Work out how many lines of the listing hold "Located", then state only that count.

## start SUPPLIED MATERIAL

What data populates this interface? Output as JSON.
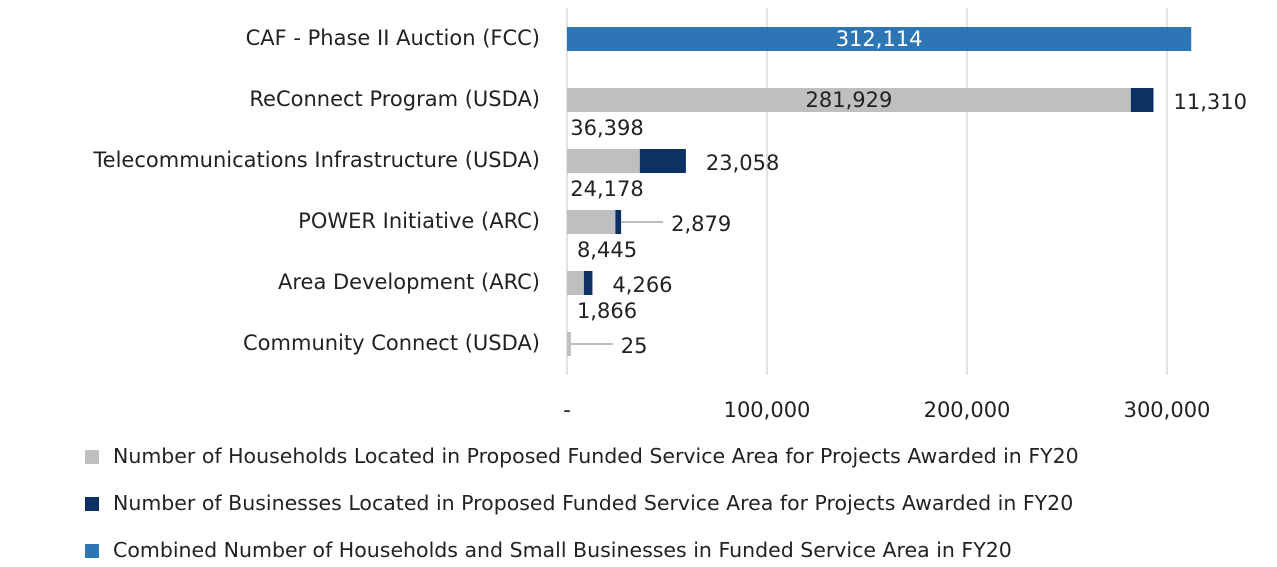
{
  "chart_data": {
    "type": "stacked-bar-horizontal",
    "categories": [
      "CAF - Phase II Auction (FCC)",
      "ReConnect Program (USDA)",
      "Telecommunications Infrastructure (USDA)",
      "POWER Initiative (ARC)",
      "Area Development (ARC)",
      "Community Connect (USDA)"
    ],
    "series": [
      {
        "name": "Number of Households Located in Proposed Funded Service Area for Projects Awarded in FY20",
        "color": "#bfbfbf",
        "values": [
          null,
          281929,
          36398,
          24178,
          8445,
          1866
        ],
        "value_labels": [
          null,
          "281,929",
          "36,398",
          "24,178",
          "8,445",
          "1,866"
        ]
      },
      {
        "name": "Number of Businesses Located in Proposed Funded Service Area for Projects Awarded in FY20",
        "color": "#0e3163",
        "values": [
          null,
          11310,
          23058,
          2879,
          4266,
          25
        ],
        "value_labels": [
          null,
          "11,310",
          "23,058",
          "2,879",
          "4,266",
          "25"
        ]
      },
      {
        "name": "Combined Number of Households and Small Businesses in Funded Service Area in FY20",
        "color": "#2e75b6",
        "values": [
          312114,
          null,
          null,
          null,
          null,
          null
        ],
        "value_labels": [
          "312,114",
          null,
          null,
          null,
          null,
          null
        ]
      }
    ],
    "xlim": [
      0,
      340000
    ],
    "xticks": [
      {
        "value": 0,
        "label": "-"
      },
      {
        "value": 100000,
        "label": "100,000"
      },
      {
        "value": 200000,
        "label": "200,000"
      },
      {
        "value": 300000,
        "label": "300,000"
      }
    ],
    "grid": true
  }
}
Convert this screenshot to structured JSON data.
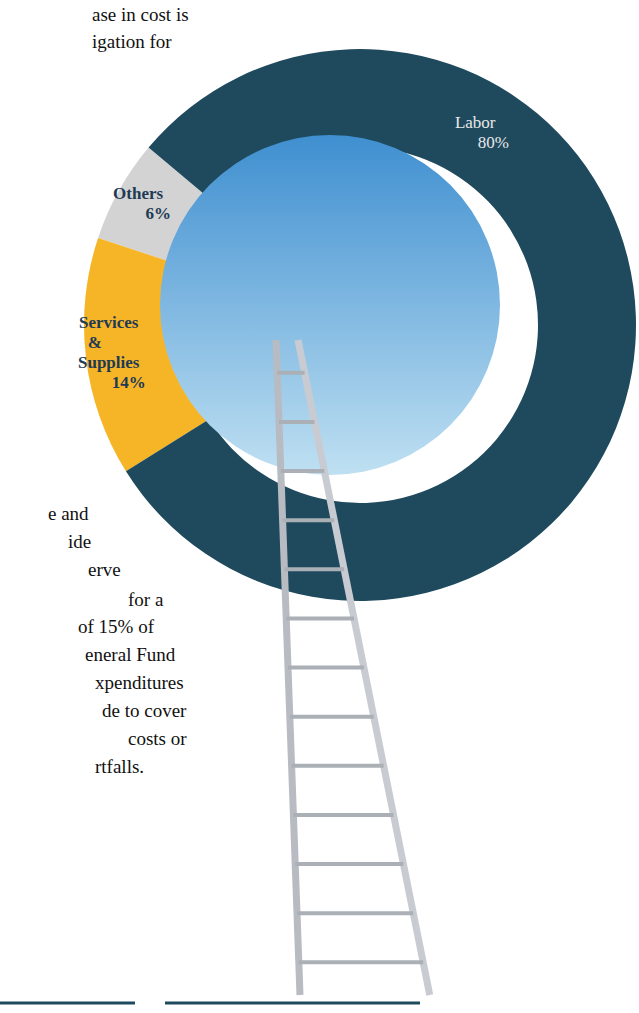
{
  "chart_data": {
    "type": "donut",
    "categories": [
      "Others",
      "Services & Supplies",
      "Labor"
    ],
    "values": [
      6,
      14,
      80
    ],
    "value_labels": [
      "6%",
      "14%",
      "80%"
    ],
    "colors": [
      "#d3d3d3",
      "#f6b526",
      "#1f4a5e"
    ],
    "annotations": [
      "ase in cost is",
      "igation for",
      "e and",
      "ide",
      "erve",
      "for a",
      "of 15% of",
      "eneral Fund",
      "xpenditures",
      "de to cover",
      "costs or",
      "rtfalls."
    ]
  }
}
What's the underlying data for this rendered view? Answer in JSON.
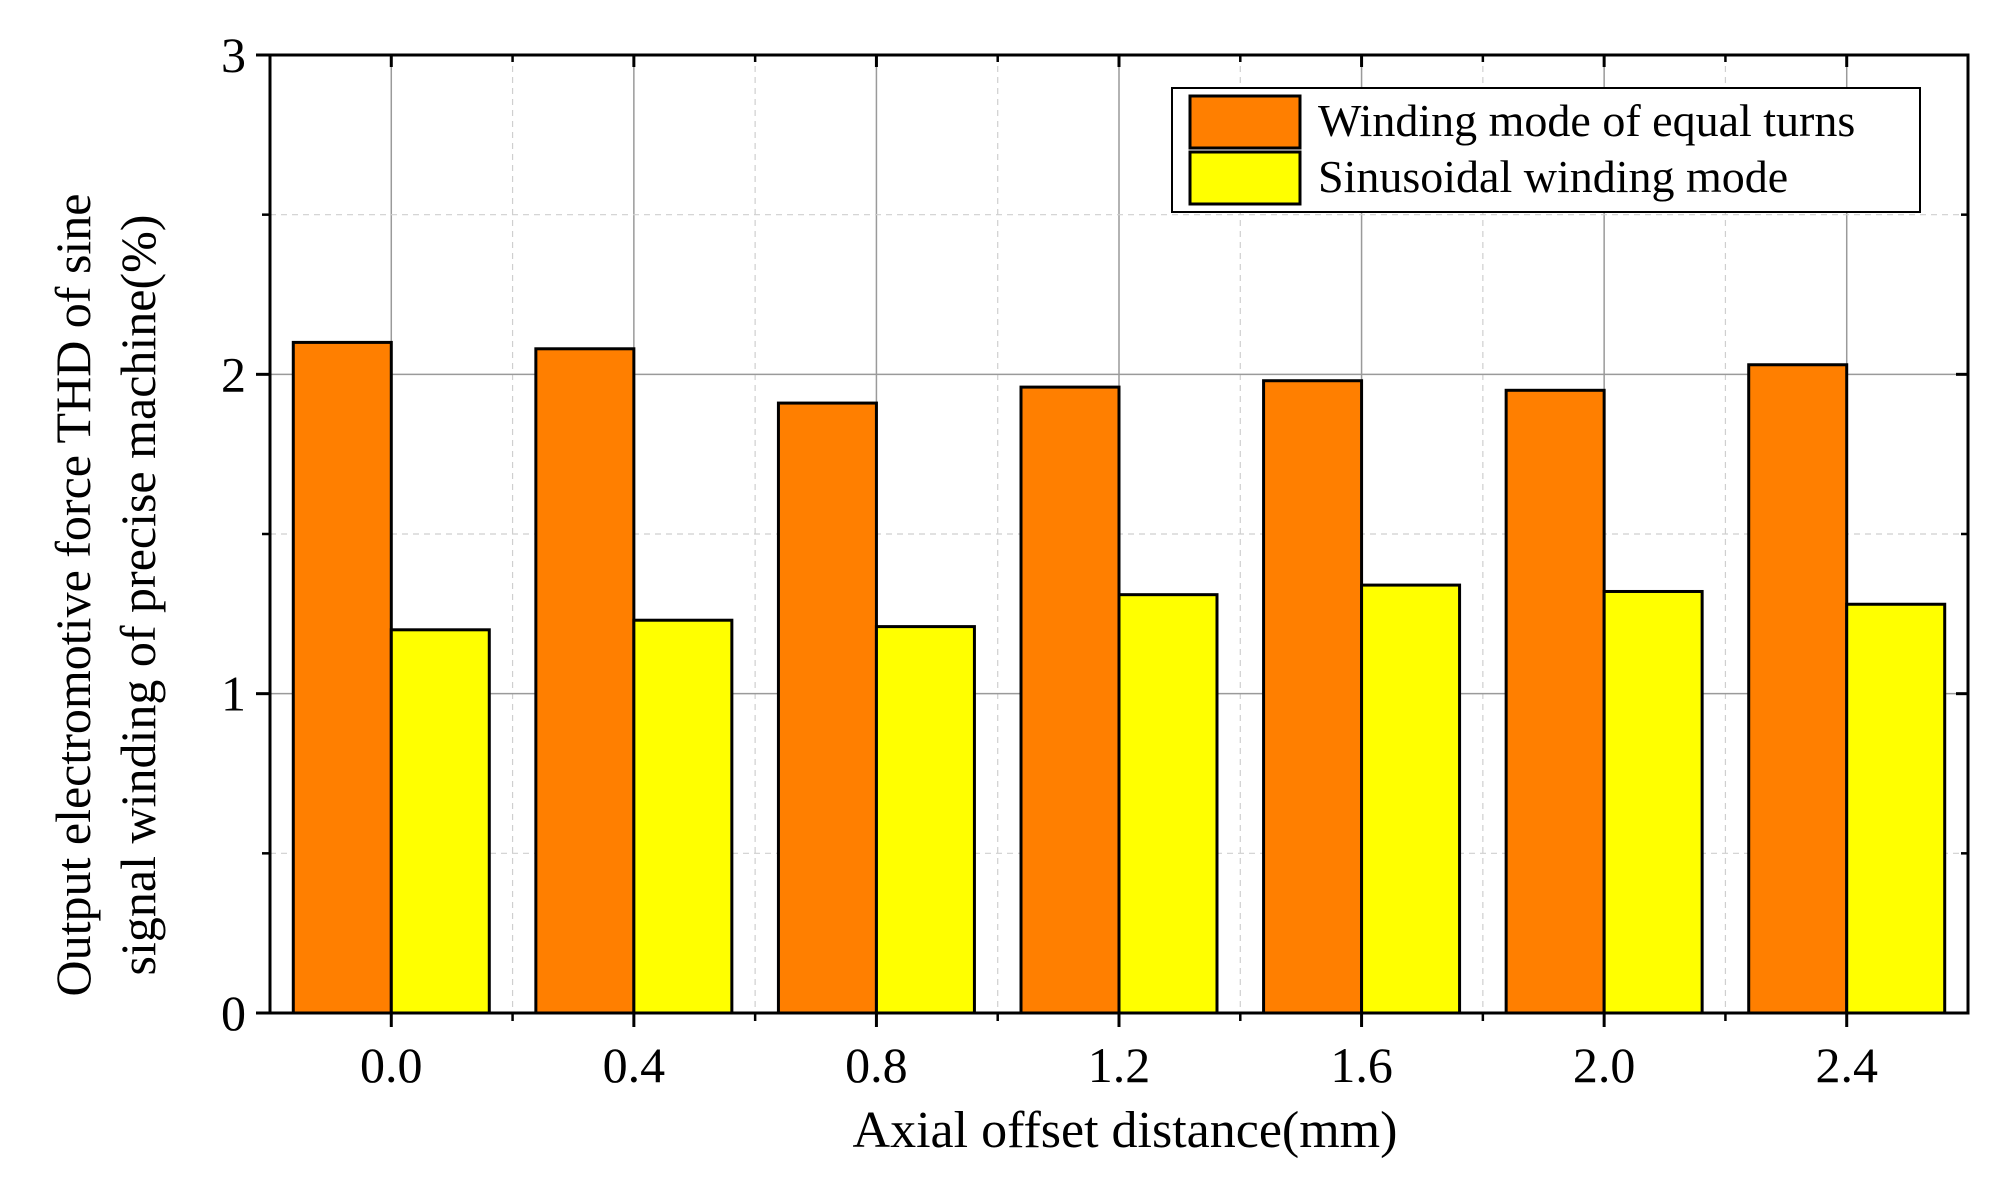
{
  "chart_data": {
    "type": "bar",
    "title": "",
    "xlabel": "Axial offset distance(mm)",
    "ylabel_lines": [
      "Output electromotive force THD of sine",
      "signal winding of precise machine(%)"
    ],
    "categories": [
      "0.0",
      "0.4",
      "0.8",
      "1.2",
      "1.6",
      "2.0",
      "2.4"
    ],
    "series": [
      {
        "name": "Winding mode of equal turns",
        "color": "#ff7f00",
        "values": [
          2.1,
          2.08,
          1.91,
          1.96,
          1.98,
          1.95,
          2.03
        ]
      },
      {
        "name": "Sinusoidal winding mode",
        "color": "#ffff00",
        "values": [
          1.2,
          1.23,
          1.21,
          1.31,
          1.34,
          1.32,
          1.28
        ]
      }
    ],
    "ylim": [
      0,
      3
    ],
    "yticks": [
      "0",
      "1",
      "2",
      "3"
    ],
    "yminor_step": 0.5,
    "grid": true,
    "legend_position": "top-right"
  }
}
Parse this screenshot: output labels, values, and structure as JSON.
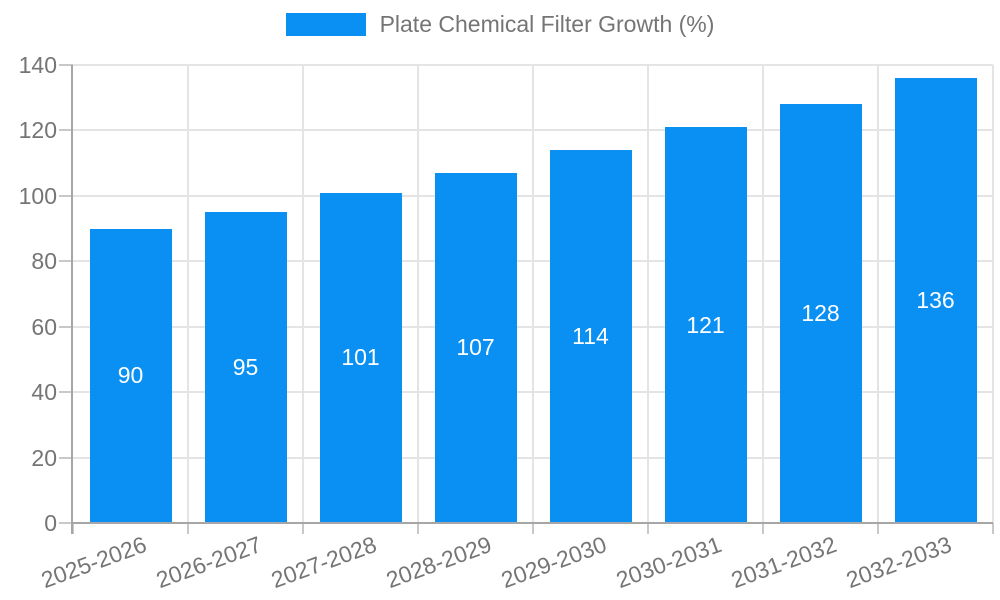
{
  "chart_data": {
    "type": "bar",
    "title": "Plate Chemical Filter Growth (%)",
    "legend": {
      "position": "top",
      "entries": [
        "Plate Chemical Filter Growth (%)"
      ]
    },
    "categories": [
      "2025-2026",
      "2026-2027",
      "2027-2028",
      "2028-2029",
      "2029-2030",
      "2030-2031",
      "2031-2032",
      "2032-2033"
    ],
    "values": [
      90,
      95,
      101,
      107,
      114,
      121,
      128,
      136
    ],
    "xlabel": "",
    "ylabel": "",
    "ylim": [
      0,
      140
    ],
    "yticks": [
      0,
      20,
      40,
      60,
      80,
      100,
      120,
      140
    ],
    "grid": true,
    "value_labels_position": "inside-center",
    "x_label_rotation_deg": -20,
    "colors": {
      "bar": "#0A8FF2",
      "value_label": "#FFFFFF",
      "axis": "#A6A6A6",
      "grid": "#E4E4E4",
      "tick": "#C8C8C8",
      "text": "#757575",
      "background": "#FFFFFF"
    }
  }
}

## end SUPPLIED MATERIAL

• _FINAL RESULT_
2